- Task to carry out: Will you transcribe all the entries word for word, skipping the pictures they hold?

- Records:
--------

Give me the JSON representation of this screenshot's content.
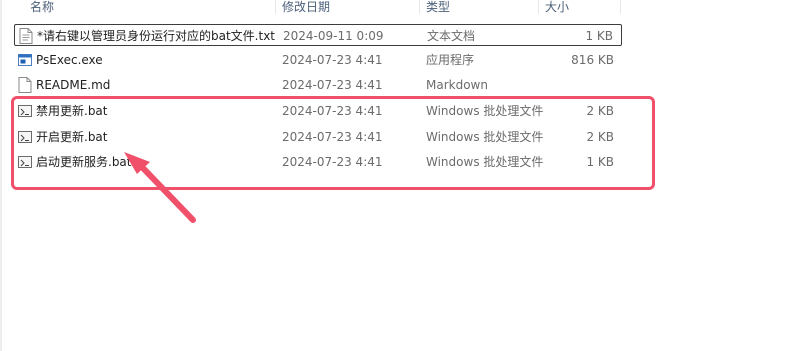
{
  "columns": {
    "name": "名称",
    "date": "修改日期",
    "type": "类型",
    "size": "大小"
  },
  "files": [
    {
      "name": "*请右键以管理员身份运行对应的bat文件.txt",
      "date": "2024-09-11 0:09",
      "type": "文本文档",
      "size": "1 KB",
      "icon": "text-file-icon"
    },
    {
      "name": "PsExec.exe",
      "date": "2024-07-23 4:41",
      "type": "应用程序",
      "size": "816 KB",
      "icon": "exe-file-icon"
    },
    {
      "name": "README.md",
      "date": "2024-07-23 4:41",
      "type": "Markdown",
      "size": "",
      "icon": "blank-file-icon"
    },
    {
      "name": "禁用更新.bat",
      "date": "2024-07-23 4:41",
      "type": "Windows 批处理文件",
      "size": "2 KB",
      "icon": "bat-file-icon"
    },
    {
      "name": "开启更新.bat",
      "date": "2024-07-23 4:41",
      "type": "Windows 批处理文件",
      "size": "2 KB",
      "icon": "bat-file-icon"
    },
    {
      "name": "启动更新服务.bat",
      "date": "2024-07-23 4:41",
      "type": "Windows 批处理文件",
      "size": "1 KB",
      "icon": "bat-file-icon"
    }
  ],
  "annotation": {
    "highlight_color": "#f0506a",
    "arrow_color": "#f0506a"
  }
}
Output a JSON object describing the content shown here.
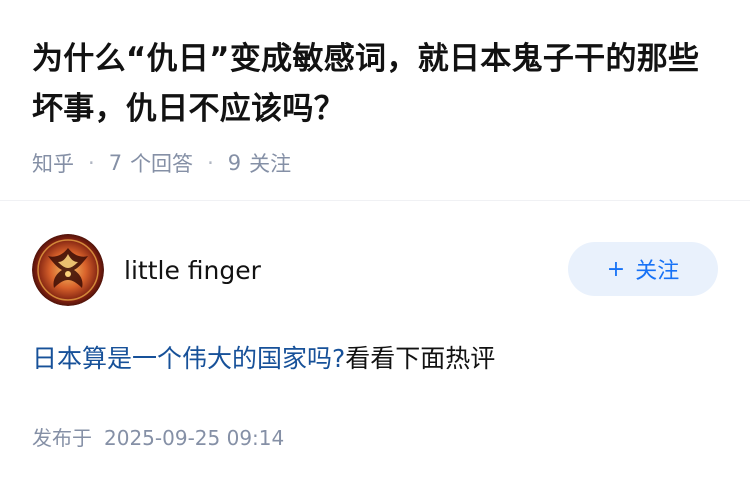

--------

- The result:
Give me the JSON representation of this screenshot's content.
{
  "columns": {
    "name": "名称",
    "date": "修改日期",
    "type": "类型",
    "size": "大小"
  },
  "files": [
    {
      "name": "*请右键以管理员身份运行对应的bat文件.txt",
      "date": "2024-09-11 0:09",
      "type": "文本文档",
      "size": "1 KB",
      "icon": "text-file-icon"
    },
    {
      "name": "PsExec.exe",
      "date": "2024-07-23 4:41",
      "type": "应用程序",
      "size": "816 KB",
      "icon": "exe-file-icon"
    },
    {
      "name": "README.md",
      "date": "2024-07-23 4:41",
      "type": "Markdown",
      "size": "",
      "icon": "blank-file-icon"
    },
    {
      "name": "禁用更新.bat",
      "date": "2024-07-23 4:41",
      "type": "Windows 批处理文件",
      "size": "2 KB",
      "icon": "bat-file-icon"
    },
    {
      "name": "开启更新.bat",
      "date": "2024-07-23 4:41",
      "type": "Windows 批处理文件",
      "size": "2 KB",
      "icon": "bat-file-icon"
    },
    {
      "name": "启动更新服务.bat",
      "date": "2024-07-23 4:41",
      "type": "Windows 批处理文件",
      "size": "1 KB",
      "icon": "bat-file-icon"
    }
  ],
  "annotation": {
    "highlight_color": "#f0506a",
    "arrow_color": "#f0506a"
  }
}
Output a JSON object describing the content shown here.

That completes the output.